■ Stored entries
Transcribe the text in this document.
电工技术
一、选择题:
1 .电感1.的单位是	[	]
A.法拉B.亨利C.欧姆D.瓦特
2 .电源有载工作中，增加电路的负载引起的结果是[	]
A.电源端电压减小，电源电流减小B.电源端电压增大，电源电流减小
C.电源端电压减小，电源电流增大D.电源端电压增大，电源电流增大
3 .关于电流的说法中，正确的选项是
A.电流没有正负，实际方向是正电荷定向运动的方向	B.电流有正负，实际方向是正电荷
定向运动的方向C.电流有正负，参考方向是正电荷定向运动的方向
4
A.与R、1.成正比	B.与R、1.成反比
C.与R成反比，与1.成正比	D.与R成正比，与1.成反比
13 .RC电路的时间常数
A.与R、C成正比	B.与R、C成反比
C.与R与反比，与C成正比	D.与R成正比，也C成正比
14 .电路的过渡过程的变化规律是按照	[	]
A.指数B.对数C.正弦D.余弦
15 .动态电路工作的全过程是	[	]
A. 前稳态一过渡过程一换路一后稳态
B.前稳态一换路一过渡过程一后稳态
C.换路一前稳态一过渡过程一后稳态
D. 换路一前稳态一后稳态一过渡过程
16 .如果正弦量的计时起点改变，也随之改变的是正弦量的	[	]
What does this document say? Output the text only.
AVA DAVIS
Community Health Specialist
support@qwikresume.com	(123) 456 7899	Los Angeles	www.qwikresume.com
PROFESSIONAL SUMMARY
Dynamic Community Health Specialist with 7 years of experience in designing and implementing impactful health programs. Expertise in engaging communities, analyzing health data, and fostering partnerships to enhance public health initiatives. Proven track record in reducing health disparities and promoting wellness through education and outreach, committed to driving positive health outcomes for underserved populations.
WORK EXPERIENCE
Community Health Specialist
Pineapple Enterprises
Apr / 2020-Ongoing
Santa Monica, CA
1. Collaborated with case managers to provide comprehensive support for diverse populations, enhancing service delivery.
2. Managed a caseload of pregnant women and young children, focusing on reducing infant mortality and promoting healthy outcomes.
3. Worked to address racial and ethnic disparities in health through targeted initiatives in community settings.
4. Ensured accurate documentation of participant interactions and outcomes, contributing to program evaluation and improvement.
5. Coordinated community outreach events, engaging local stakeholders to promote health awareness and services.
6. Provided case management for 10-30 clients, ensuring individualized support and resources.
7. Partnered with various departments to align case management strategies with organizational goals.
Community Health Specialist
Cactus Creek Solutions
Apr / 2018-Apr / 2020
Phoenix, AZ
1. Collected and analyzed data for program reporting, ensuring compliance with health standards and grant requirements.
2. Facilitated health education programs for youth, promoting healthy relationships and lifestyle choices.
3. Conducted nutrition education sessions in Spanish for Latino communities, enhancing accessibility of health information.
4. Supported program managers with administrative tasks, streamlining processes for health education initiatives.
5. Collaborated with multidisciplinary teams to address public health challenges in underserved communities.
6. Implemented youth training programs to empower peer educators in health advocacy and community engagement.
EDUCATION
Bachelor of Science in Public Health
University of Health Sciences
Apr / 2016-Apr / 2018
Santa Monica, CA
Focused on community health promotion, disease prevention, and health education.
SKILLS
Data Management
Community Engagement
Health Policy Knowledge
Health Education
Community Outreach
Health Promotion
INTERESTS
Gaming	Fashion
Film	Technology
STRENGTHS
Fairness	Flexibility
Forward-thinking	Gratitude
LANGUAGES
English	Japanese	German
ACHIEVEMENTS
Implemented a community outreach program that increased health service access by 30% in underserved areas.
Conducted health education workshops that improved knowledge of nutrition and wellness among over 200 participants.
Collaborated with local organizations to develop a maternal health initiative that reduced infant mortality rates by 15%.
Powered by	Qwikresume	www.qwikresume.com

■ Exercise objective
Scan the listing above and copy all lines containing the word "nutrition".

■ Complete output
3. Conducted nutrition education sessions in Spanish for Latino communities, enhancing accessibility of health information.
Conducted health education workshops that improved knowledge of nutrition and wellness among over 200 participants.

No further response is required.